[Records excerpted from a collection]
============

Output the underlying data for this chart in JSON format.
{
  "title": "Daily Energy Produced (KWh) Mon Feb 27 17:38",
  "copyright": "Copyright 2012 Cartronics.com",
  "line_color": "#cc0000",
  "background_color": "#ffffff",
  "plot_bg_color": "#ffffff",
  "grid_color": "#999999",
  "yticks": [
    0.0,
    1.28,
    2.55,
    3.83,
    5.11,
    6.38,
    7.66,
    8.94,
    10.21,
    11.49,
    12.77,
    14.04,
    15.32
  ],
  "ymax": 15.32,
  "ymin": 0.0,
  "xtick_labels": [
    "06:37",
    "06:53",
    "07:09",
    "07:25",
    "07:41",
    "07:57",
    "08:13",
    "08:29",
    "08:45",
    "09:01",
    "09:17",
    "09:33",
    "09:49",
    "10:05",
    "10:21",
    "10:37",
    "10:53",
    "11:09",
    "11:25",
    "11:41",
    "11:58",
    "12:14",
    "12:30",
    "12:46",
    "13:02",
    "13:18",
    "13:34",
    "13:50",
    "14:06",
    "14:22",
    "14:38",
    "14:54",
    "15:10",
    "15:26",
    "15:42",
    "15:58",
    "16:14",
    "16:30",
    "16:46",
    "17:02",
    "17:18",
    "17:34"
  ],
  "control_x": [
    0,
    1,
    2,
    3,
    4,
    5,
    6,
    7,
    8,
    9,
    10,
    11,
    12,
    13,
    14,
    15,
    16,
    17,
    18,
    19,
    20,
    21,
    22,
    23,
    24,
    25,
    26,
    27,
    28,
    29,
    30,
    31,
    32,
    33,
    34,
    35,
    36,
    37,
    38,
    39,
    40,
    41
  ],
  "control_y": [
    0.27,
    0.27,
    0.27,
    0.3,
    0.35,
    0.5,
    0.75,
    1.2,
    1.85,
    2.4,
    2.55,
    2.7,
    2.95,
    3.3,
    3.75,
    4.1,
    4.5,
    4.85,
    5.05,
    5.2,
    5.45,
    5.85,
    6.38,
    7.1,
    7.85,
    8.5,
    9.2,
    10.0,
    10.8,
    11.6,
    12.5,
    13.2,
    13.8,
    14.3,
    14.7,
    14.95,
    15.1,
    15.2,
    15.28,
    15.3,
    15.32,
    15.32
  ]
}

============

• WORK TO DO
Copy the material above back out, exactly as written.

• WRITTEN SOLUTION
Output the underlying data for this chart in JSON format.
{
  "title": "Daily Energy Produced (KWh) Mon Feb 27 17:38",
  "copyright": "Copyright 2012 Cartronics.com",
  "line_color": "#cc0000",
  "background_color": "#ffffff",
  "plot_bg_color": "#ffffff",
  "grid_color": "#999999",
  "yticks": [
    0.0,
    1.28,
    2.55,
    3.83,
    5.11,
    6.38,
    7.66,
    8.94,
    10.21,
    11.49,
    12.77,
    14.04,
    15.32
  ],
  "ymax": 15.32,
  "ymin": 0.0,
  "xtick_labels": [
    "06:37",
    "06:53",
    "07:09",
    "07:25",
    "07:41",
    "07:57",
    "08:13",
    "08:29",
    "08:45",
    "09:01",
    "09:17",
    "09:33",
    "09:49",
    "10:05",
    "10:21",
    "10:37",
    "10:53",
    "11:09",
    "11:25",
    "11:41",
    "11:58",
    "12:14",
    "12:30",
    "12:46",
    "13:02",
    "13:18",
    "13:34",
    "13:50",
    "14:06",
    "14:22",
    "14:38",
    "14:54",
    "15:10",
    "15:26",
    "15:42",
    "15:58",
    "16:14",
    "16:30",
    "16:46",
    "17:02",
    "17:18",
    "17:34"
  ],
  "control_x": [
    0,
    1,
    2,
    3,
    4,
    5,
    6,
    7,
    8,
    9,
    10,
    11,
    12,
    13,
    14,
    15,
    16,
    17,
    18,
    19,
    20,
    21,
    22,
    23,
    24,
    25,
    26,
    27,
    28,
    29,
    30,
    31,
    32,
    33,
    34,
    35,
    36,
    37,
    38,
    39,
    40,
    41
  ],
  "control_y": [
    0.27,
    0.27,
    0.27,
    0.3,
    0.35,
    0.5,
    0.75,
    1.2,
    1.85,
    2.4,
    2.55,
    2.7,
    2.95,
    3.3,
    3.75,
    4.1,
    4.5,
    4.85,
    5.05,
    5.2,
    5.45,
    5.85,
    6.38,
    7.1,
    7.85,
    8.5,
    9.2,
    10.0,
    10.8,
    11.6,
    12.5,
    13.2,
    13.8,
    14.3,
    14.7,
    14.95,
    15.1,
    15.2,
    15.28,
    15.3,
    15.32,
    15.32
  ]
}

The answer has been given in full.